* **What the exercise asks**: Look through the material below. Copy each line that contains the string "通用要求".

* **Entries taken from a collection**:
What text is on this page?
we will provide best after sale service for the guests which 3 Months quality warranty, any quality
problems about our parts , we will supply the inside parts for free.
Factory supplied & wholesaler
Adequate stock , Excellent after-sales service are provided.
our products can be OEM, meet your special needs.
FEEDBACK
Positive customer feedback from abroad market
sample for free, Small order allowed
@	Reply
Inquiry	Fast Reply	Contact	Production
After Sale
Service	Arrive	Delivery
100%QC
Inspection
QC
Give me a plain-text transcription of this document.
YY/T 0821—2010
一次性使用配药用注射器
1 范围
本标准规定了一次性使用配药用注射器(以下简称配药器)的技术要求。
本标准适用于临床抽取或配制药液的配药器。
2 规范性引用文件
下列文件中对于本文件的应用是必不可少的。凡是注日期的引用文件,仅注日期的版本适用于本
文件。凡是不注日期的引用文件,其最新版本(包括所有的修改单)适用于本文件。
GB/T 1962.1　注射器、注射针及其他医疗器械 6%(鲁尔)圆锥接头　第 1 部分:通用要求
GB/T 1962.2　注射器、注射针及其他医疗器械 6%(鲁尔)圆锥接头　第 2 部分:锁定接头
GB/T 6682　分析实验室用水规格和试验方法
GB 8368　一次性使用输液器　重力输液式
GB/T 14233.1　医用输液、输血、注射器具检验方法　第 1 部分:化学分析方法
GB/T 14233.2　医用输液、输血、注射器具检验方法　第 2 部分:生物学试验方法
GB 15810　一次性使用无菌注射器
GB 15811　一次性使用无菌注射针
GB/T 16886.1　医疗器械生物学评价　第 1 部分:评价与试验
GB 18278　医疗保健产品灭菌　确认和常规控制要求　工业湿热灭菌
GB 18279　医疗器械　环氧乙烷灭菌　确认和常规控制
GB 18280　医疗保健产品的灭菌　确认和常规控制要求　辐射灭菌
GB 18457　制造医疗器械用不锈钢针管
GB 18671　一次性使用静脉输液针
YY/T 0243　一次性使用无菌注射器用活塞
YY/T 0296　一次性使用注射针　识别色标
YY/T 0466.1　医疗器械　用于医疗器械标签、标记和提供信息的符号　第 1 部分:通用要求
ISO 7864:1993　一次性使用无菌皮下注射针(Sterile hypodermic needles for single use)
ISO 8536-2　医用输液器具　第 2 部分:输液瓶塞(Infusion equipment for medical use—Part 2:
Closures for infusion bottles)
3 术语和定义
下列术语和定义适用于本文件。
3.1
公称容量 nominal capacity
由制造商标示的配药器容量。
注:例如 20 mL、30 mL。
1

* **Solution**:
GB/T 1962.1　注射器、注射针及其他医疗器械 6%(鲁尔)圆锥接头　第 1 部分:通用要求
YY/T 0466.1　医疗器械　用于医疗器械标签、标记和提供信息的符号　第 1 部分:通用要求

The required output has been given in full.